**GOAL OF THE EXERCISE**
In the following material, identify every line holding the string "człowieka" and return it.

#### SUPPLIED DATA ####

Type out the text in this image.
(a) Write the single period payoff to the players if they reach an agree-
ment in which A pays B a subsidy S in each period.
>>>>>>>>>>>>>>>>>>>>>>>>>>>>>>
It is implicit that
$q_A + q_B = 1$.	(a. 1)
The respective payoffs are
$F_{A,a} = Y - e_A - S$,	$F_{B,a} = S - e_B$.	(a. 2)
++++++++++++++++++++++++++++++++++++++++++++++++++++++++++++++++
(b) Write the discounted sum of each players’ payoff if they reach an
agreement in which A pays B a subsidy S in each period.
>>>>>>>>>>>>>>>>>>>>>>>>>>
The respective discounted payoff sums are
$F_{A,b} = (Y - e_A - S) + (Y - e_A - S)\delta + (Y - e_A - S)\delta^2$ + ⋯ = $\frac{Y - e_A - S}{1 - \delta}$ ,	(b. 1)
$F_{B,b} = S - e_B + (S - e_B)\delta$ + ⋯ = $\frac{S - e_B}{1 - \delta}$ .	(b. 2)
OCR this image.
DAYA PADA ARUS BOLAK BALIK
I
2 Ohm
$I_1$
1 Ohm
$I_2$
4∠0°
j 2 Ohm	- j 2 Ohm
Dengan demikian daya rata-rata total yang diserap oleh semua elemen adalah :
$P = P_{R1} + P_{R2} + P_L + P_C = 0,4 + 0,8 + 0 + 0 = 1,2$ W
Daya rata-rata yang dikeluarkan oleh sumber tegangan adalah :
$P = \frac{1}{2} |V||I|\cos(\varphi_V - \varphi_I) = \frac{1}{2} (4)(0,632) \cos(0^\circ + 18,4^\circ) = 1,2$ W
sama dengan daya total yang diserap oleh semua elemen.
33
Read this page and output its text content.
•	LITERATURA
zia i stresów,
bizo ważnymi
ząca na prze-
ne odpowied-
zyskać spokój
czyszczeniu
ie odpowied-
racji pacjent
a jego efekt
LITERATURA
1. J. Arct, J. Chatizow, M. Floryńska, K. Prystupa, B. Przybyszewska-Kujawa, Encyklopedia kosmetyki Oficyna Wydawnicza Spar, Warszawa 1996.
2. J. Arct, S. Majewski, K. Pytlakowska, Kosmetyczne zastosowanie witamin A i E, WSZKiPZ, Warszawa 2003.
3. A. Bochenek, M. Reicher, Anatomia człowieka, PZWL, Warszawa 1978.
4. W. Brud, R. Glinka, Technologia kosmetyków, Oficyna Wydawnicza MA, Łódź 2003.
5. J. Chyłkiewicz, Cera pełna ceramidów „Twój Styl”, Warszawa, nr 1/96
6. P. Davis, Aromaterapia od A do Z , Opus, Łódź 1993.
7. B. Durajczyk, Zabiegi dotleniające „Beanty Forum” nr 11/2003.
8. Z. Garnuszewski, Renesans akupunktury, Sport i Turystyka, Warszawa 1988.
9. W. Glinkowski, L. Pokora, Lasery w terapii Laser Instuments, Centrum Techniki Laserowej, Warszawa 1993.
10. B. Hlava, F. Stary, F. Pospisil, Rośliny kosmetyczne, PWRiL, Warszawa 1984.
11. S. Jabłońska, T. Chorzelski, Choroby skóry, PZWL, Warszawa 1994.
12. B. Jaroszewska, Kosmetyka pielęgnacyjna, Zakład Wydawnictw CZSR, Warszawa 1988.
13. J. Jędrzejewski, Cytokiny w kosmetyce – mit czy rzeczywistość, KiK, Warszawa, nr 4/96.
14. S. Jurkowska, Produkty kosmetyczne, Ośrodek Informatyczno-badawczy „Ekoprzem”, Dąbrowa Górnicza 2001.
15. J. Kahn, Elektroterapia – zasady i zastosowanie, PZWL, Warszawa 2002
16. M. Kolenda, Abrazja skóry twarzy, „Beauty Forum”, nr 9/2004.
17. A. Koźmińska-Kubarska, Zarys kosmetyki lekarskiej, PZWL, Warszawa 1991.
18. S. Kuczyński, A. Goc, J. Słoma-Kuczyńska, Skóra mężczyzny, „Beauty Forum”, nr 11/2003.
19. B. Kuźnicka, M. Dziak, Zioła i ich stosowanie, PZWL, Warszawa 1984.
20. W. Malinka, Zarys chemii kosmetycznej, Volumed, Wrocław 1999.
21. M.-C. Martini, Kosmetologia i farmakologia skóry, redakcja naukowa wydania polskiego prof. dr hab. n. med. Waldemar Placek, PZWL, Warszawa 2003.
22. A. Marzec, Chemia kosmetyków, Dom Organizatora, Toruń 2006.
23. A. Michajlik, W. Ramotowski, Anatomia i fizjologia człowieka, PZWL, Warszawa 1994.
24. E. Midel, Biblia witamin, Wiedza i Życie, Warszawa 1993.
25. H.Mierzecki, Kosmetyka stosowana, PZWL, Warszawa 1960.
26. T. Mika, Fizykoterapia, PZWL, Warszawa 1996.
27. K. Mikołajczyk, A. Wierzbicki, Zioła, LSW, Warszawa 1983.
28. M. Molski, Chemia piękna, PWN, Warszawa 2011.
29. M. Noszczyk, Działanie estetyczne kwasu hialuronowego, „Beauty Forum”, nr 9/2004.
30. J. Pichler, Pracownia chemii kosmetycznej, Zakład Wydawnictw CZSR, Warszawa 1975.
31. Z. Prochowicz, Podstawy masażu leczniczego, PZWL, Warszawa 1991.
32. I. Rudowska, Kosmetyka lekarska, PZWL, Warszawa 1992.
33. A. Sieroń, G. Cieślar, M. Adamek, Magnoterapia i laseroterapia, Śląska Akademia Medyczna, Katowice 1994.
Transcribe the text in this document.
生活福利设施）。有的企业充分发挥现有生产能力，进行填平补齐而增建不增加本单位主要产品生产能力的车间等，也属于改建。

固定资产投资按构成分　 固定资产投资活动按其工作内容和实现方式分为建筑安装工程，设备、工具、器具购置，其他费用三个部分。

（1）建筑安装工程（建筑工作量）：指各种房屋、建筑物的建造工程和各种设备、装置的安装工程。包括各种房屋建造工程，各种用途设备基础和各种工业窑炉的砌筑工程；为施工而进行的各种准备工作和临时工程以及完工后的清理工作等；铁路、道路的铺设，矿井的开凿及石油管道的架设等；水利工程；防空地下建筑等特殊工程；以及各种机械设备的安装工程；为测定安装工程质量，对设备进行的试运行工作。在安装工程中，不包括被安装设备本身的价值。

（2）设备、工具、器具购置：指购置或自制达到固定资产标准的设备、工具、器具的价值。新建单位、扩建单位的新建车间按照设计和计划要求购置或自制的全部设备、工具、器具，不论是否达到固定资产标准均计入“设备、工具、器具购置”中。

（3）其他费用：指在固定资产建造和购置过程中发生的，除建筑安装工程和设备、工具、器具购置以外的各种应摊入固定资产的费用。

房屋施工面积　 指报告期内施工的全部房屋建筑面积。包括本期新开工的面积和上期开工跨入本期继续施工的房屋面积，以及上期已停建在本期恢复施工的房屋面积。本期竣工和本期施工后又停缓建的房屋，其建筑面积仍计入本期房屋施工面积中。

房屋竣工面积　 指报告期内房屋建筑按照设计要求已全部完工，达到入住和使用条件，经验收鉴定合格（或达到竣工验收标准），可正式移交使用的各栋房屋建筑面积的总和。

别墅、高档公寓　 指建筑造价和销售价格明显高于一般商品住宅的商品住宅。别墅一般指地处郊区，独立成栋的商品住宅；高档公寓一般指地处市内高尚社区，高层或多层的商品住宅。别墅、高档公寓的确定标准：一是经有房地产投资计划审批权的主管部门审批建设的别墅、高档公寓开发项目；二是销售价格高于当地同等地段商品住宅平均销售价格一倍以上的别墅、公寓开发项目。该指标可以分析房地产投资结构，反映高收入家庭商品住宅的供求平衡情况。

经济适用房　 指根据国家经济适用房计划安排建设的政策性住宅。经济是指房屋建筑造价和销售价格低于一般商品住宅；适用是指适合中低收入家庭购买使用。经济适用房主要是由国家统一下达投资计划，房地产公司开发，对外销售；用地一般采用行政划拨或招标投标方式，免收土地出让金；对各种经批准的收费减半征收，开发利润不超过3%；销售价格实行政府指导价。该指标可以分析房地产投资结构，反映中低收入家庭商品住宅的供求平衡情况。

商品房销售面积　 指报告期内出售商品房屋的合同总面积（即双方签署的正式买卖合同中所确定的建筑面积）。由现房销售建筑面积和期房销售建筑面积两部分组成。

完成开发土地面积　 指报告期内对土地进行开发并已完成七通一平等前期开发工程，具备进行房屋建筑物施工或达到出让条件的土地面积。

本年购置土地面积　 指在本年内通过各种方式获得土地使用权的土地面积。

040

####

**THE REPLY**
3. A. Bochenek, M. Reicher, Anatomia człowieka, PZWL, Warszawa 1978.
23. A. Michajlik, W. Ramotowski, Anatomia i fizjologia człowieka, PZWL, Warszawa 1994.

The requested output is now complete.